▶ **Task statement**
Return each line of the entries below unchanged, from the first line to the last.

(Spatial layout entries)
━━━━━━━━━━━━━━━━

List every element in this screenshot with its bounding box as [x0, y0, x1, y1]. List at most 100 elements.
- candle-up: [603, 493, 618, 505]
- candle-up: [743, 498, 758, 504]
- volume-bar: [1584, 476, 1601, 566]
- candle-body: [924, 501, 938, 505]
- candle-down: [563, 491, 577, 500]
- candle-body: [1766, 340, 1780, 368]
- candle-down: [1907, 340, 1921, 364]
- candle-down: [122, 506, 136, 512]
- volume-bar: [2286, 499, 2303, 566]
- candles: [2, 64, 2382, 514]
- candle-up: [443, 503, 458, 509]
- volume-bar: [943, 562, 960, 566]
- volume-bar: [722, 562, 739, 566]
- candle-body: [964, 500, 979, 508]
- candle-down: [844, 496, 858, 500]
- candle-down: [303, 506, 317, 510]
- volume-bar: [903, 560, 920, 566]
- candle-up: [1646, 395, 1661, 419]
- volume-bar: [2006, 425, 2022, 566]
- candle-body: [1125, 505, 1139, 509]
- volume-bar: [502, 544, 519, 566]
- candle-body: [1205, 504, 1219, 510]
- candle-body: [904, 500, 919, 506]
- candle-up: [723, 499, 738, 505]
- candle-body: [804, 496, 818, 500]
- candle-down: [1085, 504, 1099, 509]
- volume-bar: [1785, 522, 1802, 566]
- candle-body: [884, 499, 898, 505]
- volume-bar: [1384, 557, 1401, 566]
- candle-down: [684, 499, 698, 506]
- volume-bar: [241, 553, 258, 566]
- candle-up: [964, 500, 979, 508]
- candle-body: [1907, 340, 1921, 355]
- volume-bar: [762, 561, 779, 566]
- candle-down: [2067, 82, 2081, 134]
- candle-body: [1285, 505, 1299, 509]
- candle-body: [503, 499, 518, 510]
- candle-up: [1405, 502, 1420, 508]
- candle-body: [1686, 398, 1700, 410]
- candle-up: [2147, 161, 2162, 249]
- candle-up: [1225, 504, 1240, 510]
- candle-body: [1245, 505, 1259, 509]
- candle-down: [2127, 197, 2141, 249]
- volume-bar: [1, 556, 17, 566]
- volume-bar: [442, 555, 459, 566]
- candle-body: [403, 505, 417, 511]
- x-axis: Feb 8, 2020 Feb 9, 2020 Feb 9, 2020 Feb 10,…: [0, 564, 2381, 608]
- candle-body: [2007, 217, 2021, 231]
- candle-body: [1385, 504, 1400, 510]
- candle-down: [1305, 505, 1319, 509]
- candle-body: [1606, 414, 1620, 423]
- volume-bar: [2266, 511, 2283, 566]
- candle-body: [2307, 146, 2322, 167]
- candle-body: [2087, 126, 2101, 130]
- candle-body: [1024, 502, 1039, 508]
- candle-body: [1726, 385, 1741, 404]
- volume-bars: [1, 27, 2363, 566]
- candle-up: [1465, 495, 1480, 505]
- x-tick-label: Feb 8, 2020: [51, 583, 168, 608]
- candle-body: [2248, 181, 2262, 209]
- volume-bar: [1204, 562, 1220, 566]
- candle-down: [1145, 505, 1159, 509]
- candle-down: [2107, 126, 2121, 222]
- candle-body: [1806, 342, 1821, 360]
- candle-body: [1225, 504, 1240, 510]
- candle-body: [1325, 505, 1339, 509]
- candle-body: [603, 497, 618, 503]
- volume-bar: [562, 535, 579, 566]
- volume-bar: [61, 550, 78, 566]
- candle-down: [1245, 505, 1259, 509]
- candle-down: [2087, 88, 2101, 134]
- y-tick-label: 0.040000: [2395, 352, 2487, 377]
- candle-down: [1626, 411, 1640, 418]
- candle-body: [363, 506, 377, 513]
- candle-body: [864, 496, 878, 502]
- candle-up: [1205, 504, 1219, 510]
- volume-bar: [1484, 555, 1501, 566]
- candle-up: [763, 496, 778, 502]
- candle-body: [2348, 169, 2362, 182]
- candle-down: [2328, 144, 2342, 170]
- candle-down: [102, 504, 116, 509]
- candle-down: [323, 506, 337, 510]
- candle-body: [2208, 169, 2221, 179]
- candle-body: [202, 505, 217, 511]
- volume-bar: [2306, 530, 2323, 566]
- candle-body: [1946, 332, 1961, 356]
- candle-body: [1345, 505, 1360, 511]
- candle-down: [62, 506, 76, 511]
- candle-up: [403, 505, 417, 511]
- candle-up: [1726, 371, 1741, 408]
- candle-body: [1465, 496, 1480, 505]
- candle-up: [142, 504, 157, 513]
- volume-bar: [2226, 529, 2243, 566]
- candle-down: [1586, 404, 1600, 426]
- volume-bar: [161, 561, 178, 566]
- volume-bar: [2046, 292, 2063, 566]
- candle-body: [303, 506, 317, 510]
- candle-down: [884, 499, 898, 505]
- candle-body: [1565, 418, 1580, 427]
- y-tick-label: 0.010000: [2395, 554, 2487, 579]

━━━━━━━━━━━━━━━━

▶ **Finished task**
List every element in this screenshot with its bounding box as [x0, y0, x1, y1]. List at most 100 elements.
- candle-up: [603, 493, 618, 505]
- candle-up: [743, 498, 758, 504]
- volume-bar: [1584, 476, 1601, 566]
- candle-body: [924, 501, 938, 505]
- candle-down: [563, 491, 577, 500]
- candle-body: [1766, 340, 1780, 368]
- candle-down: [1907, 340, 1921, 364]
- candle-down: [122, 506, 136, 512]
- volume-bar: [2286, 499, 2303, 566]
- candles: [2, 64, 2382, 514]
- candle-up: [443, 503, 458, 509]
- volume-bar: [943, 562, 960, 566]
- volume-bar: [722, 562, 739, 566]
- candle-body: [964, 500, 979, 508]
- candle-down: [844, 496, 858, 500]
- candle-down: [303, 506, 317, 510]
- volume-bar: [903, 560, 920, 566]
- candle-up: [1646, 395, 1661, 419]
- volume-bar: [2006, 425, 2022, 566]
- candle-body: [1125, 505, 1139, 509]
- volume-bar: [502, 544, 519, 566]
- candle-body: [1205, 504, 1219, 510]
- candle-body: [904, 500, 919, 506]
- candle-up: [723, 499, 738, 505]
- candle-body: [804, 496, 818, 500]
- candle-down: [1085, 504, 1099, 509]
- volume-bar: [1785, 522, 1802, 566]
- candle-body: [884, 499, 898, 505]
- volume-bar: [1384, 557, 1401, 566]
- candle-down: [684, 499, 698, 506]
- volume-bar: [241, 553, 258, 566]
- candle-up: [964, 500, 979, 508]
- candle-body: [1907, 340, 1921, 355]
- volume-bar: [762, 561, 779, 566]
- candle-down: [2067, 82, 2081, 134]
- candle-body: [1285, 505, 1299, 509]
- candle-body: [503, 499, 518, 510]
- candle-up: [1405, 502, 1420, 508]
- candle-body: [1686, 398, 1700, 410]
- candle-up: [2147, 161, 2162, 249]
- candle-up: [1225, 504, 1240, 510]
- candle-body: [1245, 505, 1259, 509]
- candle-down: [2127, 197, 2141, 249]
- volume-bar: [1, 556, 17, 566]
- volume-bar: [442, 555, 459, 566]
- candle-body: [403, 505, 417, 511]
- x-axis: Feb 8, 2020 Feb 9, 2020 Feb 9, 2020 Feb 10,…: [0, 564, 2381, 608]
- candle-body: [2007, 217, 2021, 231]
- candle-body: [1385, 504, 1400, 510]
- candle-down: [1305, 505, 1319, 509]
- candle-body: [1606, 414, 1620, 423]
- volume-bar: [2266, 511, 2283, 566]
- candle-body: [2307, 146, 2322, 167]
- candle-body: [2087, 126, 2101, 130]
- candle-body: [1024, 502, 1039, 508]
- candle-body: [1726, 385, 1741, 404]
- volume-bars: [1, 27, 2363, 566]
- candle-up: [1465, 495, 1480, 505]
- x-tick-label: Feb 8, 2020: [51, 583, 168, 608]
- candle-body: [2248, 181, 2262, 209]
- volume-bar: [1204, 562, 1220, 566]
- candle-down: [1145, 505, 1159, 509]
- candle-down: [2107, 126, 2121, 222]
- candle-body: [1806, 342, 1821, 360]
- candle-body: [1225, 504, 1240, 510]
- candle-body: [1325, 505, 1339, 509]
- candle-body: [603, 497, 618, 503]
- volume-bar: [562, 535, 579, 566]
- volume-bar: [61, 550, 78, 566]
- candle-down: [1245, 505, 1259, 509]
- candle-down: [2087, 88, 2101, 134]
- y-tick-label: 0.040000: [2395, 352, 2487, 377]
- candle-down: [1626, 411, 1640, 418]
- candle-body: [363, 506, 377, 513]
- candle-body: [864, 496, 878, 502]
- candle-up: [1205, 504, 1219, 510]
- volume-bar: [1484, 555, 1501, 566]
- candle-up: [763, 496, 778, 502]
- candle-body: [2348, 169, 2362, 182]
- candle-down: [2328, 144, 2342, 170]
- candle-down: [102, 504, 116, 509]
- candle-down: [323, 506, 337, 510]
- candle-body: [2208, 169, 2221, 179]
- candle-body: [202, 505, 217, 511]
- volume-bar: [2306, 530, 2323, 566]
- candle-body: [1946, 332, 1961, 356]
- candle-body: [1345, 505, 1360, 511]
- candle-down: [62, 506, 76, 511]
- candle-up: [403, 505, 417, 511]
- candle-up: [1726, 371, 1741, 408]
- candle-body: [1465, 496, 1480, 505]
- candle-up: [142, 504, 157, 513]
- volume-bar: [2226, 529, 2243, 566]
- candle-down: [1586, 404, 1600, 426]
- volume-bar: [161, 561, 178, 566]
- volume-bar: [2046, 292, 2063, 566]
- candle-body: [303, 506, 317, 510]
- candle-down: [884, 499, 898, 505]
- candle-body: [1565, 418, 1580, 427]
- y-tick-label: 0.010000: [2395, 554, 2487, 579]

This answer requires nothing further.